* Begin DATA TO PROCESS *
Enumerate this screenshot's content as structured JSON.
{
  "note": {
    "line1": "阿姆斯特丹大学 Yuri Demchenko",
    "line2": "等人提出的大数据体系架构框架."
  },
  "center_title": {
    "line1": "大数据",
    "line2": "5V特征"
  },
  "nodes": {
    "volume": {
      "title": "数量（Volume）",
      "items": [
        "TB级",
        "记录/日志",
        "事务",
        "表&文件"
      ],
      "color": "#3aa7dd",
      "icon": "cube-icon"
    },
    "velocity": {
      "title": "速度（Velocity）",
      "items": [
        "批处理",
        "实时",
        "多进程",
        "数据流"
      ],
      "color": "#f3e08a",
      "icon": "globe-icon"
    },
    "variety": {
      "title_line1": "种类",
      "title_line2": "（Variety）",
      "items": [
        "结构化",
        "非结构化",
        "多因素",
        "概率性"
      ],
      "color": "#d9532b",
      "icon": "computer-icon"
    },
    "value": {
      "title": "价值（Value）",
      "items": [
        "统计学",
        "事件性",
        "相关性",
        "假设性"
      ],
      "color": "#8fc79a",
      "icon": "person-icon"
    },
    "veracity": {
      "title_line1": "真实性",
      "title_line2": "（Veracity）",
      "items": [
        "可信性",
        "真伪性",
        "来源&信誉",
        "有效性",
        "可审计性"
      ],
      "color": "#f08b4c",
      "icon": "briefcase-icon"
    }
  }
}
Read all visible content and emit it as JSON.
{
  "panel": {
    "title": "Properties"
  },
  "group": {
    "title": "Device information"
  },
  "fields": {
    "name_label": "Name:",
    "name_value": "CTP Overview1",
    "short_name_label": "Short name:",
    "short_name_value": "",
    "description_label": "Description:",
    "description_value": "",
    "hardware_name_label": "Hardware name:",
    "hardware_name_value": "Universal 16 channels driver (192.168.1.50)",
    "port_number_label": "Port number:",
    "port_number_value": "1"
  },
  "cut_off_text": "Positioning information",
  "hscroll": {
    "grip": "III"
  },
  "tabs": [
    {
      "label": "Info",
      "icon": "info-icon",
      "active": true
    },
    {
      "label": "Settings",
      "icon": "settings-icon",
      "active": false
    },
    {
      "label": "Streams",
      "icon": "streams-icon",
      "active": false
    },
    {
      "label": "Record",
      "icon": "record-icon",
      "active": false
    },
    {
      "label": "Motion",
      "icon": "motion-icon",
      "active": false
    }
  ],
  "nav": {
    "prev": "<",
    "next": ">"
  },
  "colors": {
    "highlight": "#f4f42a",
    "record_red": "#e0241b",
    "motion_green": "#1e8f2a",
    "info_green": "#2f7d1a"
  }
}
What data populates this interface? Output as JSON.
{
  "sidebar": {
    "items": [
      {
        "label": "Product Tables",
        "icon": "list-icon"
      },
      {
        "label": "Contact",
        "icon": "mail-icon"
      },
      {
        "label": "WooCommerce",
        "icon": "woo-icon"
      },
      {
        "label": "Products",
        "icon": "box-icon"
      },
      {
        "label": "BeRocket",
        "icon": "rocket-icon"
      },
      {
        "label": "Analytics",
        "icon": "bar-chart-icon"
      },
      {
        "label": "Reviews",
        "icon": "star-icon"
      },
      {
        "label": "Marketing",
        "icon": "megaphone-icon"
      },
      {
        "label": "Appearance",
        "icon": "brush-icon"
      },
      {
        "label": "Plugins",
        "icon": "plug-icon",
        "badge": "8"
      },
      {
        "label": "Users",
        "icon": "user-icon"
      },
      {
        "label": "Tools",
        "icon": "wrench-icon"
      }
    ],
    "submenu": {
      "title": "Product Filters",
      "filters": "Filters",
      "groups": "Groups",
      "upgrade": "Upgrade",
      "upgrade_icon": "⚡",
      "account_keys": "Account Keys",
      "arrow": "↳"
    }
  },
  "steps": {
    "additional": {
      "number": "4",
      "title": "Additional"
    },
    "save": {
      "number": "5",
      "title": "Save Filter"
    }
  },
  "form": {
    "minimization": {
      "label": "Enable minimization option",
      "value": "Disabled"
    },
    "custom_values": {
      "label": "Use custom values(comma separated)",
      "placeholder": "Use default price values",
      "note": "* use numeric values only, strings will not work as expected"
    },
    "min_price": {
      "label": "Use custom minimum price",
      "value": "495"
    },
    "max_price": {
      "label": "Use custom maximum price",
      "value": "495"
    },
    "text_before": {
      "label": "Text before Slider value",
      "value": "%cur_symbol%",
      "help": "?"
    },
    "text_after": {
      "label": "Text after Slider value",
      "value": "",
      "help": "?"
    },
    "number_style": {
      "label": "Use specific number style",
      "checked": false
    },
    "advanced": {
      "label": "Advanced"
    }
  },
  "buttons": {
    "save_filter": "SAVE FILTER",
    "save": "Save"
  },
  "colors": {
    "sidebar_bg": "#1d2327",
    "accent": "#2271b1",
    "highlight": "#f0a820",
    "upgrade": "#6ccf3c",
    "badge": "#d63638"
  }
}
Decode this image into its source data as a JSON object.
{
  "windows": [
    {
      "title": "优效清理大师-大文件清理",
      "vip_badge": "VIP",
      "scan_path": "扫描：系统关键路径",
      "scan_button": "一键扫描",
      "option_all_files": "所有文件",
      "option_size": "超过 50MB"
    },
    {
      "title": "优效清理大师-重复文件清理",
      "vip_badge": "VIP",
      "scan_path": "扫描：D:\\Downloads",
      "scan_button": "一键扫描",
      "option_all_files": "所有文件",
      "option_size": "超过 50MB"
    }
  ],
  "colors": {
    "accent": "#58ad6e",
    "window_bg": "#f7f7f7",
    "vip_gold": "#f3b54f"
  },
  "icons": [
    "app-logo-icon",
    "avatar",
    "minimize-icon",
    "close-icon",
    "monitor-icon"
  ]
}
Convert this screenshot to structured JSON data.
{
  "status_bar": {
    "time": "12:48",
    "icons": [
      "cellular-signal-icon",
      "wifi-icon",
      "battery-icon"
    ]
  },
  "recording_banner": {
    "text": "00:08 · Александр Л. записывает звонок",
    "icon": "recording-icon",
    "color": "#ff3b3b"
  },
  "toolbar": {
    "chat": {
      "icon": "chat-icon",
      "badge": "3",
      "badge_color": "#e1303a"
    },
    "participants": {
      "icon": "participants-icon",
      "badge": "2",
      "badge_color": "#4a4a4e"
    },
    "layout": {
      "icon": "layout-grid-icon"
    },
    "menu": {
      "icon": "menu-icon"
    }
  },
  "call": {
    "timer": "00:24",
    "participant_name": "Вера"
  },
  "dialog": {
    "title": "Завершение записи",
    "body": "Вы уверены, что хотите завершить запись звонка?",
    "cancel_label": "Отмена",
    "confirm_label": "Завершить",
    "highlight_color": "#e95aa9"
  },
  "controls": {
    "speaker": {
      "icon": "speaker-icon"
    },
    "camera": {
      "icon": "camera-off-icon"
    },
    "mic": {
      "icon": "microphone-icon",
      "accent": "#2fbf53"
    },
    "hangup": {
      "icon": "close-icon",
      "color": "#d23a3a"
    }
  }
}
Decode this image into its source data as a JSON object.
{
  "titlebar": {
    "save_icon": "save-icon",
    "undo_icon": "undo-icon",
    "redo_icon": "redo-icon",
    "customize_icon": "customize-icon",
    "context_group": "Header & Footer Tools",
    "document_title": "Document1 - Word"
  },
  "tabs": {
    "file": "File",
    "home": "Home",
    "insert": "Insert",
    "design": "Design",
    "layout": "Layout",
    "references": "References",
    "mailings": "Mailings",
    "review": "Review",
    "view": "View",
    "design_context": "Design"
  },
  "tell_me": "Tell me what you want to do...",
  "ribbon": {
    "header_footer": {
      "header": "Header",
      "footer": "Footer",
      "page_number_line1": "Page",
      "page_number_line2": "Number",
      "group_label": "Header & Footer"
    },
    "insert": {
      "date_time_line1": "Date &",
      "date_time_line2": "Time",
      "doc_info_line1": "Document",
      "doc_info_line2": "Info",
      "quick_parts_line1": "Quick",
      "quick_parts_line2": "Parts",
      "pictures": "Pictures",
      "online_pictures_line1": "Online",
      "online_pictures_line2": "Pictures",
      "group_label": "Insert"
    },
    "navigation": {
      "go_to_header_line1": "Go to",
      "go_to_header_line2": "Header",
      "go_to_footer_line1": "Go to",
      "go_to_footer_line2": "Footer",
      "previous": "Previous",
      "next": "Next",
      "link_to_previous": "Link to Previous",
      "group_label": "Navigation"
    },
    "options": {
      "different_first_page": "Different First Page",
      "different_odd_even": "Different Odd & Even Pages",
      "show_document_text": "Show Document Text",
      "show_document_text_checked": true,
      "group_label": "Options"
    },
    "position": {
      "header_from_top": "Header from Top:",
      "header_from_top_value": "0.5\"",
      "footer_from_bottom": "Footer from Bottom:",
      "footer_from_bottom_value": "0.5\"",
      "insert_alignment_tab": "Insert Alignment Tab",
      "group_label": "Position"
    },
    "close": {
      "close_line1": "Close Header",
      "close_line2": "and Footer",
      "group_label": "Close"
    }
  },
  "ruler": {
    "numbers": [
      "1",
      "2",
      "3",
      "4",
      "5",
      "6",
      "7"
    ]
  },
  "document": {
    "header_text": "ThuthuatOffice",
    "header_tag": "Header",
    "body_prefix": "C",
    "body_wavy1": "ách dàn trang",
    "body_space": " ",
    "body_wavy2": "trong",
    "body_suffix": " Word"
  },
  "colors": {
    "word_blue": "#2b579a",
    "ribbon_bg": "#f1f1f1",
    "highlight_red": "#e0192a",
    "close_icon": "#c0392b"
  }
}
* End DATA TO PROCESS *
Work through the records line by line and tally those holding "Previous". Reply with the number alone.

* TASK RESPONSE *
2